Dataset items
┌──

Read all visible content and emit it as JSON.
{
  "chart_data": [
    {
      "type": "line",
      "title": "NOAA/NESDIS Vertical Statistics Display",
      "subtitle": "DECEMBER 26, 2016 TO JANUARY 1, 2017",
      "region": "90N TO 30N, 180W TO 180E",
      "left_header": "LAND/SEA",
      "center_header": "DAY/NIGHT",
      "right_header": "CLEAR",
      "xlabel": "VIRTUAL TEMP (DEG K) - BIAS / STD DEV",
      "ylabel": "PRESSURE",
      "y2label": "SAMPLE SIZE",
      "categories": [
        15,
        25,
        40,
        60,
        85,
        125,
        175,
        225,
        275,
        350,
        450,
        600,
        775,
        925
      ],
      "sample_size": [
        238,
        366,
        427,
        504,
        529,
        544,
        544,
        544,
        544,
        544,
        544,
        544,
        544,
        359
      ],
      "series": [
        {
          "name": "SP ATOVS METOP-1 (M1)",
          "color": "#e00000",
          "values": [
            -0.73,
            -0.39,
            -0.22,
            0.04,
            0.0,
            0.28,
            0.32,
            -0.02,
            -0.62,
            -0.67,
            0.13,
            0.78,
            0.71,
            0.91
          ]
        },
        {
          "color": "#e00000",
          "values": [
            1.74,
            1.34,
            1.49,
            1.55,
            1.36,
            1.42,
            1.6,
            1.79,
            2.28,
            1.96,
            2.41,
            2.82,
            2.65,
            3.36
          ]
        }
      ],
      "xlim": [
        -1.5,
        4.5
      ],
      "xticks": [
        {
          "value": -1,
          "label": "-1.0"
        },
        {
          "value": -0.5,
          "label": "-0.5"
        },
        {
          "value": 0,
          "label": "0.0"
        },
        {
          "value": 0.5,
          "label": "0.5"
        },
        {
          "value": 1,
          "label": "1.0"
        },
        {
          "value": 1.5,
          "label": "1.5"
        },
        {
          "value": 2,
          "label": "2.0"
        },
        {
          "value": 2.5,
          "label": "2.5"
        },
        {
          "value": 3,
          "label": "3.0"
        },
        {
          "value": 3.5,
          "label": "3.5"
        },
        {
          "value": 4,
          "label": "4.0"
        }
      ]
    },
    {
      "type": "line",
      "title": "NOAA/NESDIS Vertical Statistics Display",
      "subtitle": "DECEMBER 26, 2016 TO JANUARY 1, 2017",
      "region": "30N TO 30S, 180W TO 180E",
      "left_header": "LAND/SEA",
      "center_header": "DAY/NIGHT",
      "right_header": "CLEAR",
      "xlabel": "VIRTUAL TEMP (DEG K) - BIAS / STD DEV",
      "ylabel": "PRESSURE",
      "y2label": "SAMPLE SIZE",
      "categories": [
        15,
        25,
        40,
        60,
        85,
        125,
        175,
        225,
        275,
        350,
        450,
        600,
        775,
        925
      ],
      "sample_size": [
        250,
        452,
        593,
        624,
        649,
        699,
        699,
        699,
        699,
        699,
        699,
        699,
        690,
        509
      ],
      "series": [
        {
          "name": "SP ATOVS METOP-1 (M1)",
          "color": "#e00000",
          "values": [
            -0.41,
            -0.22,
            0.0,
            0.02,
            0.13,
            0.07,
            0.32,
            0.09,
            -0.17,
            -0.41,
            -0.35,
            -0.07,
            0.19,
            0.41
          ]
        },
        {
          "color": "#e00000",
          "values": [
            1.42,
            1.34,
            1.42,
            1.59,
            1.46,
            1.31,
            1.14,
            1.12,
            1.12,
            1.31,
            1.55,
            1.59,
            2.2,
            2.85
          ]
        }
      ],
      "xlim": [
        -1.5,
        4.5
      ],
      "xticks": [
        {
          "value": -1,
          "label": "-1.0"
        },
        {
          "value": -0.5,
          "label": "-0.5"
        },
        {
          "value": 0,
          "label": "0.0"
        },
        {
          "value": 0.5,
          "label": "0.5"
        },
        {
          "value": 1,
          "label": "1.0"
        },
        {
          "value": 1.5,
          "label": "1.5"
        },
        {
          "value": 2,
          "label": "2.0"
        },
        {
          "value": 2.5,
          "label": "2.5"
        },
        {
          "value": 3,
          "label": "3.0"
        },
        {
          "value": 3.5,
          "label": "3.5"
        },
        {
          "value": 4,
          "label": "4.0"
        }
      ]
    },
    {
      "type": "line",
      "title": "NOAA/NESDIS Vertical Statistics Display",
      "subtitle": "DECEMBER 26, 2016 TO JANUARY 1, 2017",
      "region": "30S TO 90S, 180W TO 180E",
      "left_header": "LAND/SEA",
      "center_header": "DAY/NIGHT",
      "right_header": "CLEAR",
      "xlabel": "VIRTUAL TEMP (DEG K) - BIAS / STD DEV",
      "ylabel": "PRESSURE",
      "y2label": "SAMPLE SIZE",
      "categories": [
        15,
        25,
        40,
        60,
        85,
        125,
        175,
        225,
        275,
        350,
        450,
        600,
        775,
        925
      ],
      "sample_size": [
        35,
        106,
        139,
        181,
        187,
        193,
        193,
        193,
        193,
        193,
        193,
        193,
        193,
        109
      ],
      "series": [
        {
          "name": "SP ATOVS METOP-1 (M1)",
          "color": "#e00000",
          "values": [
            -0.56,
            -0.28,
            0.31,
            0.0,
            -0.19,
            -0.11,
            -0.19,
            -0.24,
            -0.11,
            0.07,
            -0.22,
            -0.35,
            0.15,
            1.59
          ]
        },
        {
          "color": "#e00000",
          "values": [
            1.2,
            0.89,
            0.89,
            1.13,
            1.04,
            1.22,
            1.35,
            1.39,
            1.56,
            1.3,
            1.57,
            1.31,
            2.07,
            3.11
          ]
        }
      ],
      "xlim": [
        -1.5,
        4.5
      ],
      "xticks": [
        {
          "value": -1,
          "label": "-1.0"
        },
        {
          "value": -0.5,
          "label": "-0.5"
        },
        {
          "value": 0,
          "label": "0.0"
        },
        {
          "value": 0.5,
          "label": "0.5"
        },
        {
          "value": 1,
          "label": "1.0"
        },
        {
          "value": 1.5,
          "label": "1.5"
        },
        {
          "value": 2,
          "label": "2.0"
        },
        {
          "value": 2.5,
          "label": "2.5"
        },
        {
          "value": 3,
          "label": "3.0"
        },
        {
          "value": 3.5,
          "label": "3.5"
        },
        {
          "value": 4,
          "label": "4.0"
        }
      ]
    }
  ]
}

└──

What you will do —
Look for the word "region" and return every line where it occurs.

Result of the task —
      "region": "90N TO 30N, 180W TO 180E",
      "region": "30N TO 30S, 180W TO 180E",
      "region": "30S TO 90S, 180W TO 180E",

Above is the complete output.